Stated problem: Repeat the lines below exactly as they appear, but leave out the images.

Listing:
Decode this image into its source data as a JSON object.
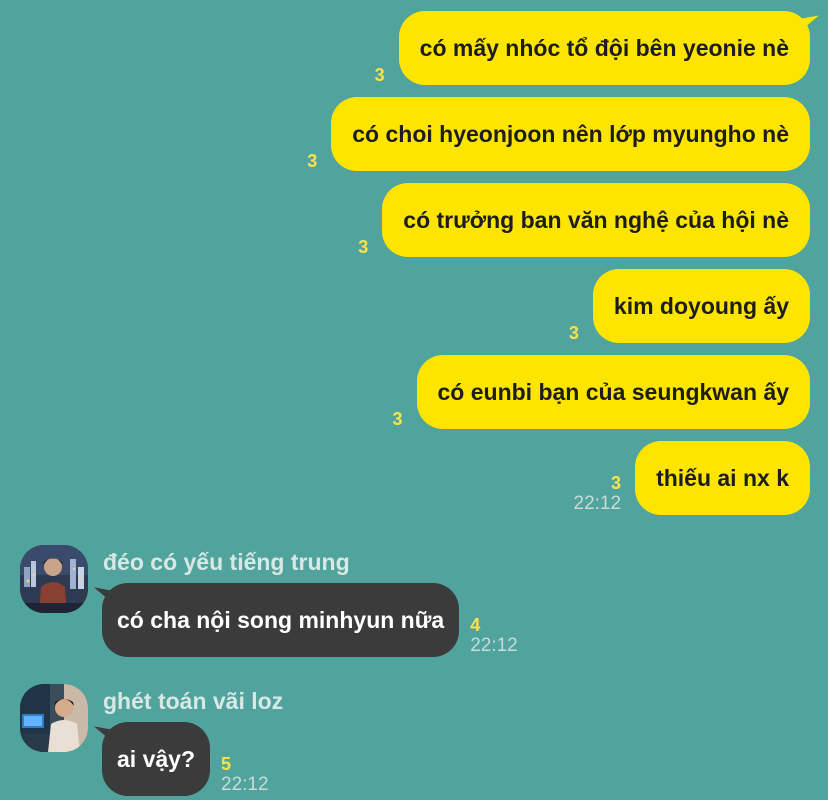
{
  "colors": {
    "background": "#51a39d",
    "outgoing_bubble": "#fee500",
    "incoming_bubble": "#3b3b3b",
    "unread_count": "#ffe14a"
  },
  "outgoing": [
    {
      "text": "có mấy nhóc tổ đội bên yeonie nè",
      "unread": "3"
    },
    {
      "text": "có choi hyeonjoon nên lớp myungho nè",
      "unread": "3"
    },
    {
      "text": "có trưởng ban văn nghệ của hội nè",
      "unread": "3"
    },
    {
      "text": "kim doyoung ấy",
      "unread": "3"
    },
    {
      "text": "có eunbi bạn của seungkwan ấy",
      "unread": "3"
    },
    {
      "text": "thiếu ai nx k",
      "unread": "3",
      "time": "22:12"
    }
  ],
  "incoming": [
    {
      "sender": "đéo có yếu tiếng trung",
      "avatar_icon": "user-avatar-icon",
      "text": "có cha nội song minhyun nữa",
      "unread": "4",
      "time": "22:12"
    },
    {
      "sender": "ghét toán vãi loz",
      "avatar_icon": "user-avatar-icon",
      "text": "ai vậy?",
      "unread": "5",
      "time": "22:12"
    }
  ]
}
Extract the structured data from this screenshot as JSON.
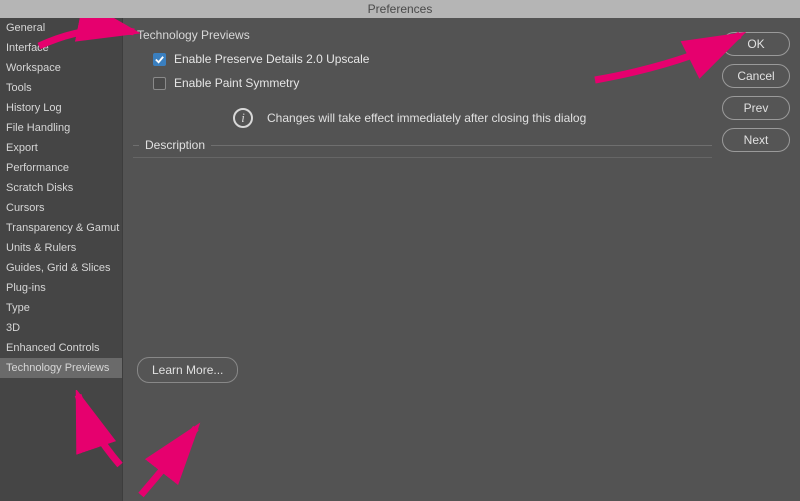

Final result:
Decode this image into its source data as a JSON object.
{
  "colors": {
    "background": "#51a39d",
    "outgoing_bubble": "#fee500",
    "incoming_bubble": "#3b3b3b",
    "unread_count": "#ffe14a"
  },
  "outgoing": [
    {
      "text": "có mấy nhóc tổ đội bên yeonie nè",
      "unread": "3"
    },
    {
      "text": "có choi hyeonjoon nên lớp myungho nè",
      "unread": "3"
    },
    {
      "text": "có trưởng ban văn nghệ của hội nè",
      "unread": "3"
    },
    {
      "text": "kim doyoung ấy",
      "unread": "3"
    },
    {
      "text": "có eunbi bạn của seungkwan ấy",
      "unread": "3"
    },
    {
      "text": "thiếu ai nx k",
      "unread": "3",
      "time": "22:12"
    }
  ],
  "incoming": [
    {
      "sender": "đéo có yếu tiếng trung",
      "avatar_icon": "user-avatar-icon",
      "text": "có cha nội song minhyun nữa",
      "unread": "4",
      "time": "22:12"
    },
    {
      "sender": "ghét toán vãi loz",
      "avatar_icon": "user-avatar-icon",
      "text": "ai vậy?",
      "unread": "5",
      "time": "22:12"
    }
  ]
}
Extract the structured data from this screenshot as JSON.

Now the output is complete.